Directive
Pick out the lines below that include the string "Tespit".

Provided records

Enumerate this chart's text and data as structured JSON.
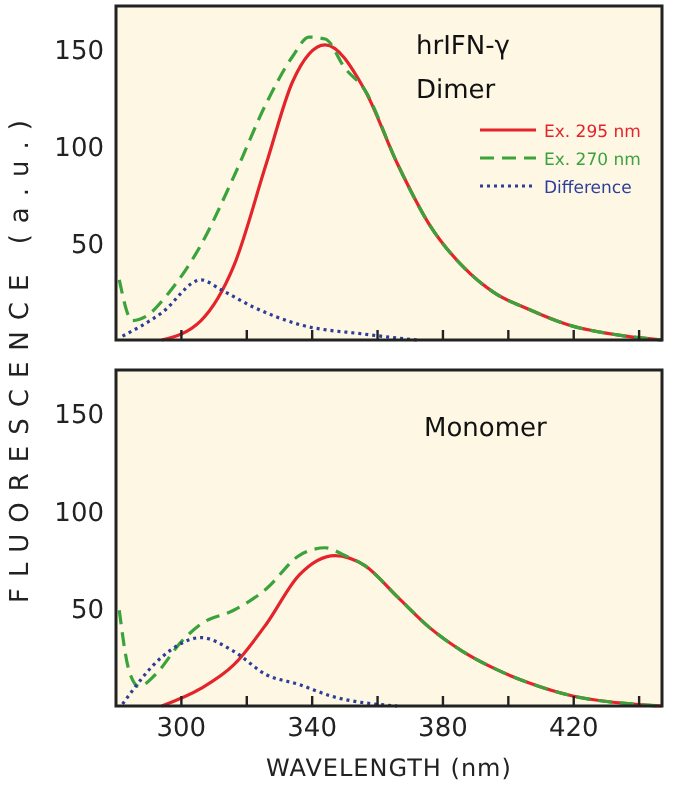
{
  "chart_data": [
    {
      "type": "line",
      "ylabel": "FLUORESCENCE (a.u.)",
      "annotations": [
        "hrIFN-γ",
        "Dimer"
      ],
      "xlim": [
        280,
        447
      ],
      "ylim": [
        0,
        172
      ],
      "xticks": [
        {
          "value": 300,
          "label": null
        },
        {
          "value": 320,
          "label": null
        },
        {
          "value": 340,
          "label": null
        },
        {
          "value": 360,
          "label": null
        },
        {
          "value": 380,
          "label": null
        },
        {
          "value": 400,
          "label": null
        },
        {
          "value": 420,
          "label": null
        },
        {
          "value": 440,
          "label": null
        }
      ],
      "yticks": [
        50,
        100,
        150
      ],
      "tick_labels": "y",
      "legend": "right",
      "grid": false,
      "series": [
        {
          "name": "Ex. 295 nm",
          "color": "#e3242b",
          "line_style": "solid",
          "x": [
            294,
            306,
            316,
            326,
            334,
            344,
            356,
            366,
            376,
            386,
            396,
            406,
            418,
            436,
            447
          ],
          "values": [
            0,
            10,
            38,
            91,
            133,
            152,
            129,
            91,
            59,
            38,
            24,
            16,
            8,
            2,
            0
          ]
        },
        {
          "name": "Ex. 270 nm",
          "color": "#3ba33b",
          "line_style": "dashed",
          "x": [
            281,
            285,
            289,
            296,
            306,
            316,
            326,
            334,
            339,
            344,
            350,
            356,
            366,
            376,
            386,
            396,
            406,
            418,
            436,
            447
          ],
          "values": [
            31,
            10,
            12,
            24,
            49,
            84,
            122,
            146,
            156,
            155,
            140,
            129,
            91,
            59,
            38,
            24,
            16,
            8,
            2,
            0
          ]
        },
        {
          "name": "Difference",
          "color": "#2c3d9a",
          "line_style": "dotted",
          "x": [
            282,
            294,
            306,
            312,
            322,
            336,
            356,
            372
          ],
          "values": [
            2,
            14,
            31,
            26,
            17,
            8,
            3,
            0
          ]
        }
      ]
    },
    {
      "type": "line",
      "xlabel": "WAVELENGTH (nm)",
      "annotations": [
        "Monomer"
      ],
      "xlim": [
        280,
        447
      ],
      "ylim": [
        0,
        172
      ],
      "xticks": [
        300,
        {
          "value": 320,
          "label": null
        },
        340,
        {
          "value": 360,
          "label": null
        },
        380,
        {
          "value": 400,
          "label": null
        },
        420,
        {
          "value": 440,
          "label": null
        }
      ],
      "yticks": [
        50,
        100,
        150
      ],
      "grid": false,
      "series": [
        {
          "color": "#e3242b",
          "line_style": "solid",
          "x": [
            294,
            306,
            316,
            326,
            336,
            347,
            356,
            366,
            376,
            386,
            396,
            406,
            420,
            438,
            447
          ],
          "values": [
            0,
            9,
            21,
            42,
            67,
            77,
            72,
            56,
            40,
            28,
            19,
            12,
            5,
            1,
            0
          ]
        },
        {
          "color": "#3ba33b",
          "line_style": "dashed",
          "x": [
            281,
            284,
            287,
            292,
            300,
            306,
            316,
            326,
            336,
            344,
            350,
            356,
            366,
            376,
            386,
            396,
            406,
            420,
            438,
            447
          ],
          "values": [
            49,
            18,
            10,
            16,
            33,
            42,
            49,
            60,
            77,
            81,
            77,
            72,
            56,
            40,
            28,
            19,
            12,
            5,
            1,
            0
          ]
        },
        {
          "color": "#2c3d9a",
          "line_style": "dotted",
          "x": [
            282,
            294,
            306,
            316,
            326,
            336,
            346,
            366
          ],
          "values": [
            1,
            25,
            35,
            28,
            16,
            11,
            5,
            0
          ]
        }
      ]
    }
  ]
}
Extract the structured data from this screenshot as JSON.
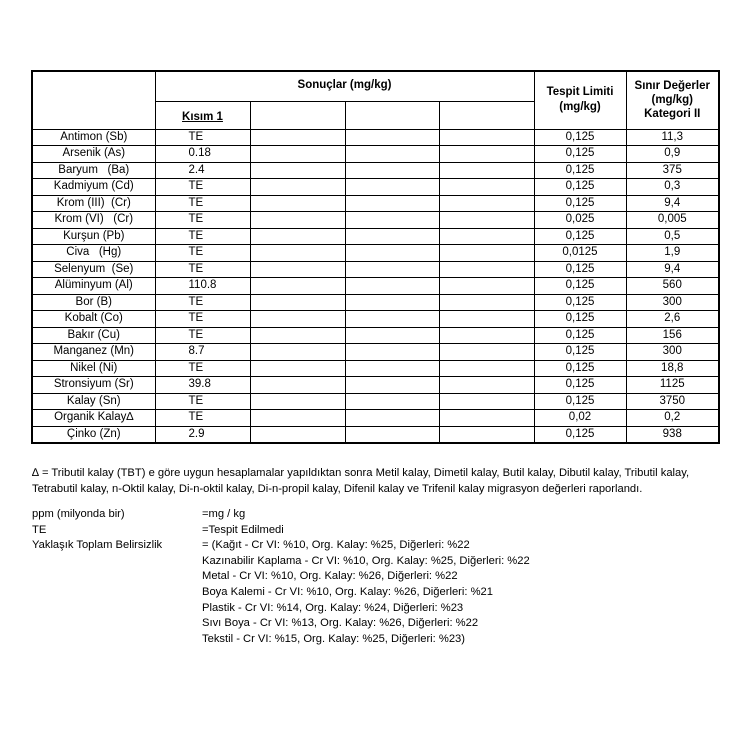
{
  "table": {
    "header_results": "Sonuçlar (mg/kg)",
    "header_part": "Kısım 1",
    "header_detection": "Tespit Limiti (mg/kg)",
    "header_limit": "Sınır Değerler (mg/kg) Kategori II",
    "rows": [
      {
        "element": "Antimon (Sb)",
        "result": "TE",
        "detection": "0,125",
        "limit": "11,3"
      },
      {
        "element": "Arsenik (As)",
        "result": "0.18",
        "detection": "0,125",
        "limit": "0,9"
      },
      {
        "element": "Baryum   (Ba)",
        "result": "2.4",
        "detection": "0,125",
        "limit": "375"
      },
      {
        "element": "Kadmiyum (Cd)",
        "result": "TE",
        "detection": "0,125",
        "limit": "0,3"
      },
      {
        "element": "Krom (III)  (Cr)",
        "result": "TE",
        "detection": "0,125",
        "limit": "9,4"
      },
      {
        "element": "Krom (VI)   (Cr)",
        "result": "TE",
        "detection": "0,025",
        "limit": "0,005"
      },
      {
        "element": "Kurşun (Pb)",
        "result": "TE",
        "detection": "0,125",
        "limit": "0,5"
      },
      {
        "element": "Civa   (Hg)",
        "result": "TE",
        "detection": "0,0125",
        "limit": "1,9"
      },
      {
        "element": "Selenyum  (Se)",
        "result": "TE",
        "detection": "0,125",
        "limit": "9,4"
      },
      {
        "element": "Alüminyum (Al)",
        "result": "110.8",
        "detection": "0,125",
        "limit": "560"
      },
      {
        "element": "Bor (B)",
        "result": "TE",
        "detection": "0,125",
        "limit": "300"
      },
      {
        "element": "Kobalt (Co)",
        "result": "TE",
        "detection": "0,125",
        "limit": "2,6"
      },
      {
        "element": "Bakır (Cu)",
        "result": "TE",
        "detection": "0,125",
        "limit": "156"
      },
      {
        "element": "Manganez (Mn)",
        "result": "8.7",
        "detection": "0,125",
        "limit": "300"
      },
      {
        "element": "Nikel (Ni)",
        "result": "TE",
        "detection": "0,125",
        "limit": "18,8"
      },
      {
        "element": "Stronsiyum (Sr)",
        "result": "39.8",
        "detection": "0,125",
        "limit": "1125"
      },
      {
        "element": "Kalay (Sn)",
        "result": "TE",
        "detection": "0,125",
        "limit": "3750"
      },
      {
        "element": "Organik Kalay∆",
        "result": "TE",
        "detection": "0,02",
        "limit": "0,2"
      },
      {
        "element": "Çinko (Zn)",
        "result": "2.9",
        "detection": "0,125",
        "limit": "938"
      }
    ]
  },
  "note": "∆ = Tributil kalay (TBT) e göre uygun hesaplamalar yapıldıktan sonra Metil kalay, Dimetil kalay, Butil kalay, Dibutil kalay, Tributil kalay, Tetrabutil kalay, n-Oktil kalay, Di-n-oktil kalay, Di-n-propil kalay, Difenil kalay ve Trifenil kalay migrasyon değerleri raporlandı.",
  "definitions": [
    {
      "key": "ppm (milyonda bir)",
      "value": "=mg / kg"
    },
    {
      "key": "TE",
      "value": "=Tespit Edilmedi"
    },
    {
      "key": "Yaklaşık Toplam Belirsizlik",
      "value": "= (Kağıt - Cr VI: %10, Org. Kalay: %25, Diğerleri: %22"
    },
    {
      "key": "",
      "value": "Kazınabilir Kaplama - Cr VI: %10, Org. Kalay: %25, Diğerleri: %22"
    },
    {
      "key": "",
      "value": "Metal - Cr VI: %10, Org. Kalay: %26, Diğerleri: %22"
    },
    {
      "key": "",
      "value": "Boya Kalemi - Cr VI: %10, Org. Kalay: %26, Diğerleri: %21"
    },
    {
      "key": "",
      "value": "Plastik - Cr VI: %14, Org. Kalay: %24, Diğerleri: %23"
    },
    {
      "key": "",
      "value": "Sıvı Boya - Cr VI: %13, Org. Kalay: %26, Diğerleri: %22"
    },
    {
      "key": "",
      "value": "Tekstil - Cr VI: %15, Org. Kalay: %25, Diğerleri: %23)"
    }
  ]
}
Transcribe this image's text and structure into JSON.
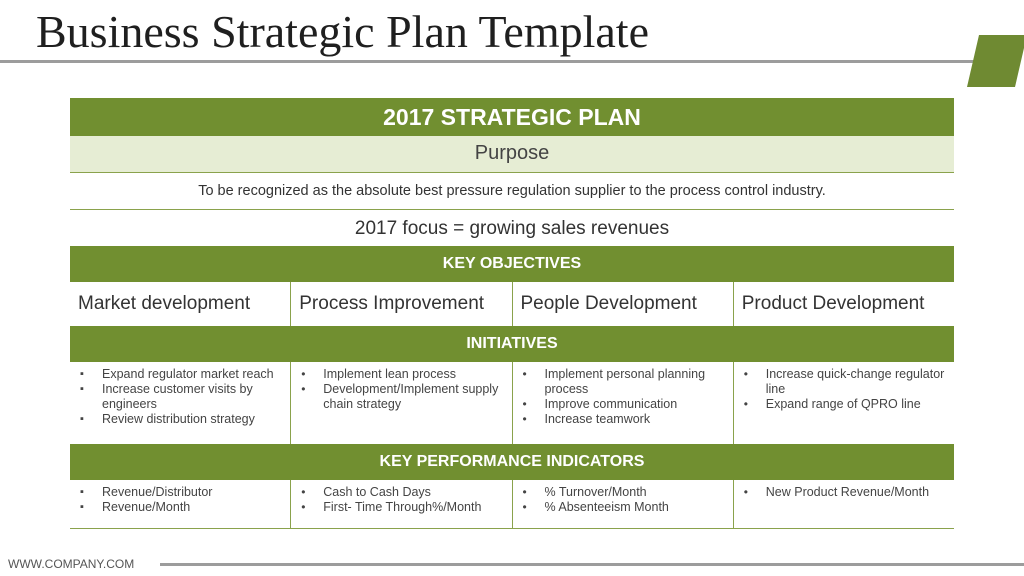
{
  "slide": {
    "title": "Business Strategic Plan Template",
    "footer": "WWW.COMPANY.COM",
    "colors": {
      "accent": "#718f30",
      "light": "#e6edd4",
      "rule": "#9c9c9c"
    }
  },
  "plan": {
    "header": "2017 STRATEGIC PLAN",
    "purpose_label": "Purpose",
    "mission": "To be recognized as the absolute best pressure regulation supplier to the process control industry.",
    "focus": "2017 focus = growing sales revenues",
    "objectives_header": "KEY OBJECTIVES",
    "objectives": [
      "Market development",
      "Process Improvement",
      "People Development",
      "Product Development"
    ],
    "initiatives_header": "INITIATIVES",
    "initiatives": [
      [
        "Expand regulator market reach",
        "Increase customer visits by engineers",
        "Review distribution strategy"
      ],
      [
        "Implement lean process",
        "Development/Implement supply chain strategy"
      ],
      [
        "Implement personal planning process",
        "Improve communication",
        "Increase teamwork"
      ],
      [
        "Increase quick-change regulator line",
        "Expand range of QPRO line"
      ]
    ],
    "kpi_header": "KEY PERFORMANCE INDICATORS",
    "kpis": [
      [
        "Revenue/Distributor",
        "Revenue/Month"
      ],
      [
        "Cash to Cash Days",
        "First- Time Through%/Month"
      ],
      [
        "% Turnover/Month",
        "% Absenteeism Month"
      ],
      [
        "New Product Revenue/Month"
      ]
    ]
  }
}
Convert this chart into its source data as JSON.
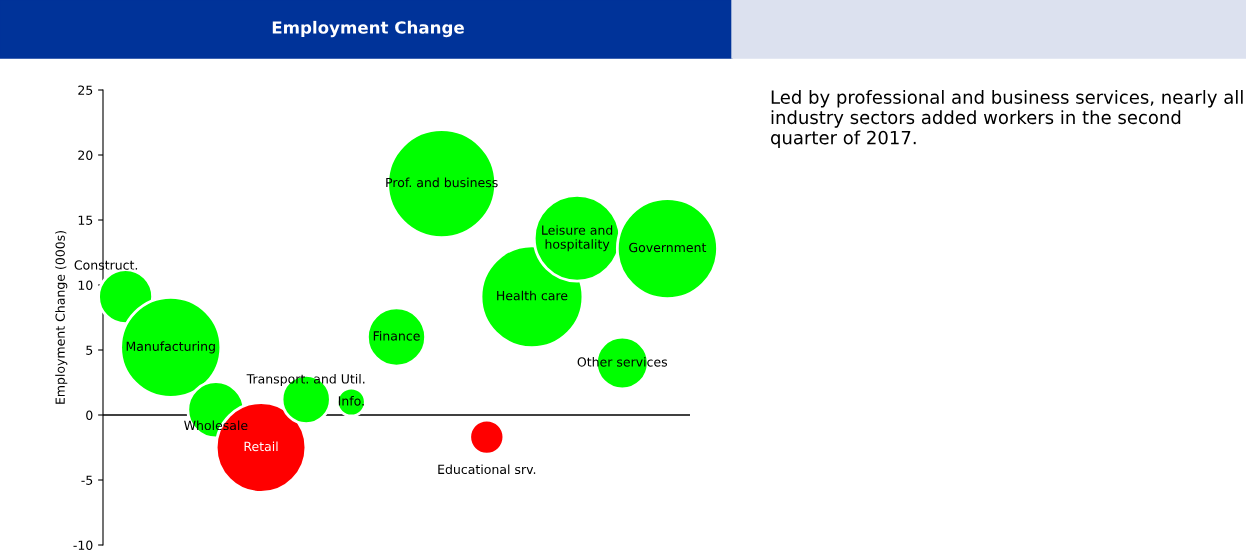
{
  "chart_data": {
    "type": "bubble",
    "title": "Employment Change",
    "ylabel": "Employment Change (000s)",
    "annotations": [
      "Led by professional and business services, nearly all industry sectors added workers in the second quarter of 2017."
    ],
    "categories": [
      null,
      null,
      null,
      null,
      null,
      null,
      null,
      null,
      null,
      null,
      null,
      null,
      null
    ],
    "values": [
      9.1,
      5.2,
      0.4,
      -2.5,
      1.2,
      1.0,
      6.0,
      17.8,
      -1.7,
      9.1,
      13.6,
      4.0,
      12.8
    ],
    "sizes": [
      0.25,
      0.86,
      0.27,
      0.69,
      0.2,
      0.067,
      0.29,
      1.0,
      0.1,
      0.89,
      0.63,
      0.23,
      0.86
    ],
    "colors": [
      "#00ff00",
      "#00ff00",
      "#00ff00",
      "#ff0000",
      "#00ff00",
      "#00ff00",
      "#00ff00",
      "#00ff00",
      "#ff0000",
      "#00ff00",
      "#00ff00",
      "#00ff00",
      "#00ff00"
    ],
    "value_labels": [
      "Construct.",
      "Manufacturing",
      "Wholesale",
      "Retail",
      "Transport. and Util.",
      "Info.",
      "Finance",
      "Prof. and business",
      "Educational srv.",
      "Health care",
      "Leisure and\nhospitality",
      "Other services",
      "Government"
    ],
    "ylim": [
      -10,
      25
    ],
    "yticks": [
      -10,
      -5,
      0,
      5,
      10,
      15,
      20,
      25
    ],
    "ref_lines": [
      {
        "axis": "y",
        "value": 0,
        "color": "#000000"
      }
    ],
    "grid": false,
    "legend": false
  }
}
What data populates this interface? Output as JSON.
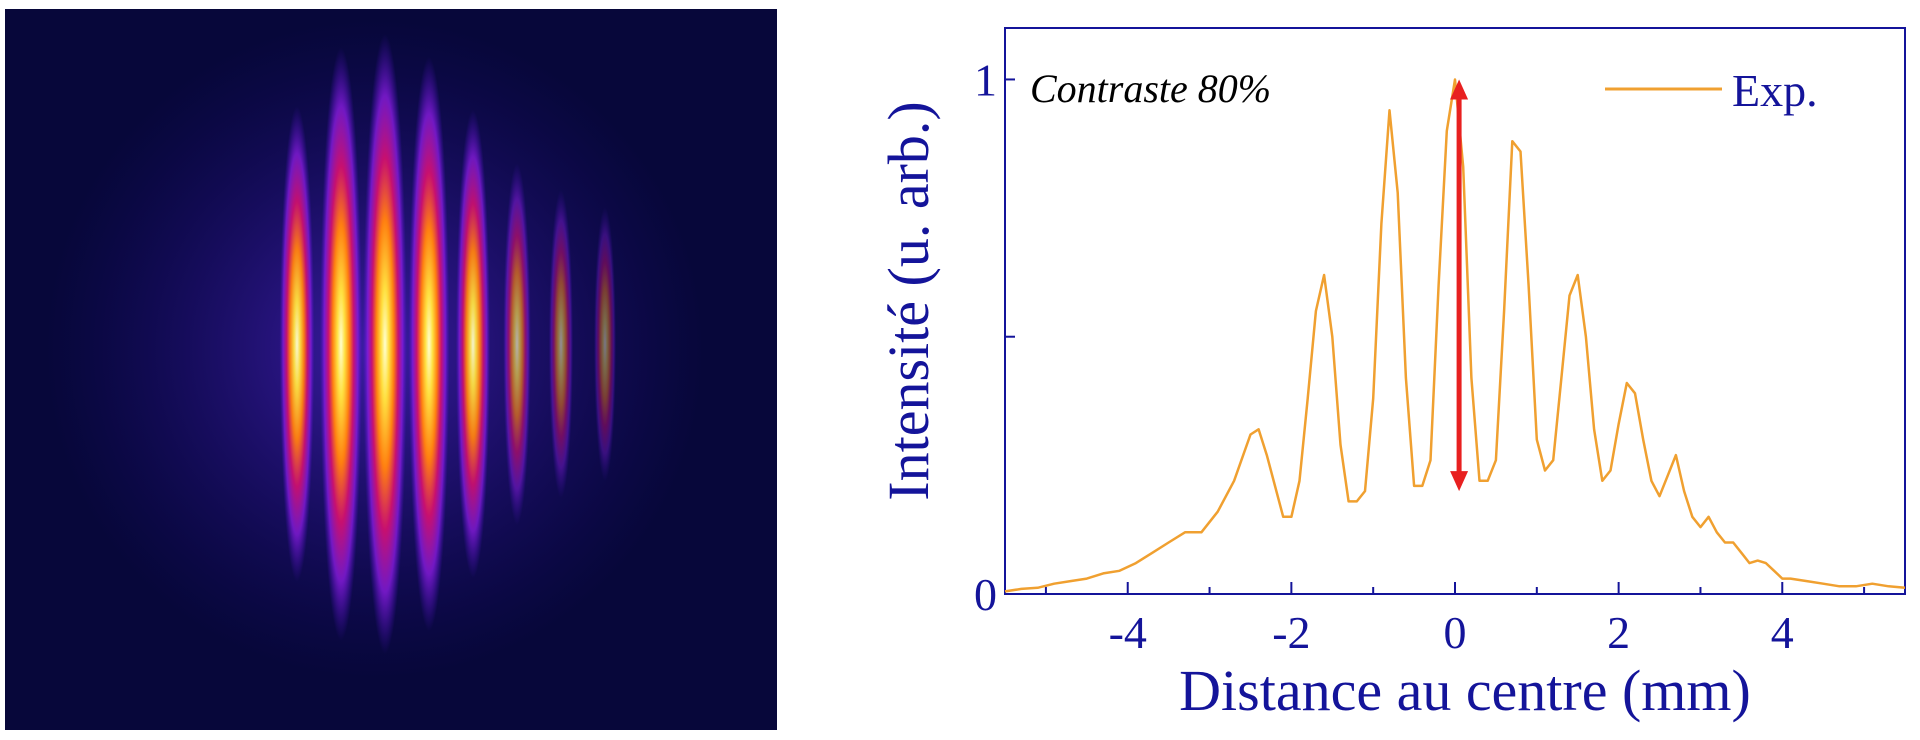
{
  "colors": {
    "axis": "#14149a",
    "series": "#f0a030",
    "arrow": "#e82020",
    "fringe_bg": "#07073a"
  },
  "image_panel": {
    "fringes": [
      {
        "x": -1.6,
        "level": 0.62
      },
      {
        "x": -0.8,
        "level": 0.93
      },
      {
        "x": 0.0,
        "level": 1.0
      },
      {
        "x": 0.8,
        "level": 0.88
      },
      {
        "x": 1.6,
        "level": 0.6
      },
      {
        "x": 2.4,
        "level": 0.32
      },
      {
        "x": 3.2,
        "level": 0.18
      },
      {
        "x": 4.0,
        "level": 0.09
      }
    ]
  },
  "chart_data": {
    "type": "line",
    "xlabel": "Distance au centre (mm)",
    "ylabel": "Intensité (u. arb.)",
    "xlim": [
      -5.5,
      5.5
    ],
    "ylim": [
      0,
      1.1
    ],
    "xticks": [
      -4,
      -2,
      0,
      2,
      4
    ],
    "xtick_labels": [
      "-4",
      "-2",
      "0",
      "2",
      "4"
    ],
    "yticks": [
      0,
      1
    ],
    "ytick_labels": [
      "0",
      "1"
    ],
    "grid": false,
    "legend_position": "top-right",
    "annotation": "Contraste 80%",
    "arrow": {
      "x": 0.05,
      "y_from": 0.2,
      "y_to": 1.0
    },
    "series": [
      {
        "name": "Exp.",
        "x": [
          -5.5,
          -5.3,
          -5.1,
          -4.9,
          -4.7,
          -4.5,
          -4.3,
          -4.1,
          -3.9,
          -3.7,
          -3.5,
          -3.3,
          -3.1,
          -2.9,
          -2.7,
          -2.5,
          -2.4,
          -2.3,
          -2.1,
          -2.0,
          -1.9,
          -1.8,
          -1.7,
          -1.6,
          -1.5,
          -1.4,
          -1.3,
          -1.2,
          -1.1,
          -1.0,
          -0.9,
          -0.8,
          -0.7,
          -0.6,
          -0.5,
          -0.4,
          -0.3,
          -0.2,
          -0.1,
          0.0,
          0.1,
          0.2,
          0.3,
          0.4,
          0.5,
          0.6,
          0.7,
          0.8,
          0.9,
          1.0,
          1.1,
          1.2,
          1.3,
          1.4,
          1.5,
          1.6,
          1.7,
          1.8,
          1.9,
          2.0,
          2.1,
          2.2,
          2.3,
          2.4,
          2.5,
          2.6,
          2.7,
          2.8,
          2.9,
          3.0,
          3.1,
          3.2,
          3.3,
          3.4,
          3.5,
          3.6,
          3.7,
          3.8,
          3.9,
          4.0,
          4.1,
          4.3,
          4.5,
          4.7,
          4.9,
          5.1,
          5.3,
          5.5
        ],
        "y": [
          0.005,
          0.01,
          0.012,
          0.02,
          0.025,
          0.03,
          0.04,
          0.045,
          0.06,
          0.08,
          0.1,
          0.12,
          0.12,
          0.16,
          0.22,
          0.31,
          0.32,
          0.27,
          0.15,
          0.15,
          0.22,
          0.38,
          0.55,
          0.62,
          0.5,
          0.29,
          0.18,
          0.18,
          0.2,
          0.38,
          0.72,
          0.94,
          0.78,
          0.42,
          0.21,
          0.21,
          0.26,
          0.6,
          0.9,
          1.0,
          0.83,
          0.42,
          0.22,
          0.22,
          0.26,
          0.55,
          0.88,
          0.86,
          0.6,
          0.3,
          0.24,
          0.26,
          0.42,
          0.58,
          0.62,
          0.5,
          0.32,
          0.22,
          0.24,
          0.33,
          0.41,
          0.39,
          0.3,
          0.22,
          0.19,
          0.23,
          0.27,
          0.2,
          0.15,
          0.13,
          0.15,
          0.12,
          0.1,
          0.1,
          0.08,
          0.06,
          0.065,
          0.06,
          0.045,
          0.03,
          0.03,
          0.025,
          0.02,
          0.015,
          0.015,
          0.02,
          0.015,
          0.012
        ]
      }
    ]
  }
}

Complete answer
    "header_detection": "Tespit Limiti (mg/kg)",
      "value": "=Tespit Edilmedi"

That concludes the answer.